### Given information
* start *

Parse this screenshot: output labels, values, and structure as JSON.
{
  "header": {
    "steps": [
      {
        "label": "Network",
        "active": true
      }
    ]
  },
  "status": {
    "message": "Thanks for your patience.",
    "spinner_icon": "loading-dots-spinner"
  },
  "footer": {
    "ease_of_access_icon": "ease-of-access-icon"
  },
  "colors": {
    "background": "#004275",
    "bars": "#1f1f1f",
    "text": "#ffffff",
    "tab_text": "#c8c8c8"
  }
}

* end *

### Written request
Write out the whole listing exactly.

### Correct answer
Parse this screenshot: output labels, values, and structure as JSON.
{
  "header": {
    "steps": [
      {
        "label": "Network",
        "active": true
      }
    ]
  },
  "status": {
    "message": "Thanks for your patience.",
    "spinner_icon": "loading-dots-spinner"
  },
  "footer": {
    "ease_of_access_icon": "ease-of-access-icon"
  },
  "colors": {
    "background": "#004275",
    "bars": "#1f1f1f",
    "text": "#ffffff",
    "tab_text": "#c8c8c8"
  }
}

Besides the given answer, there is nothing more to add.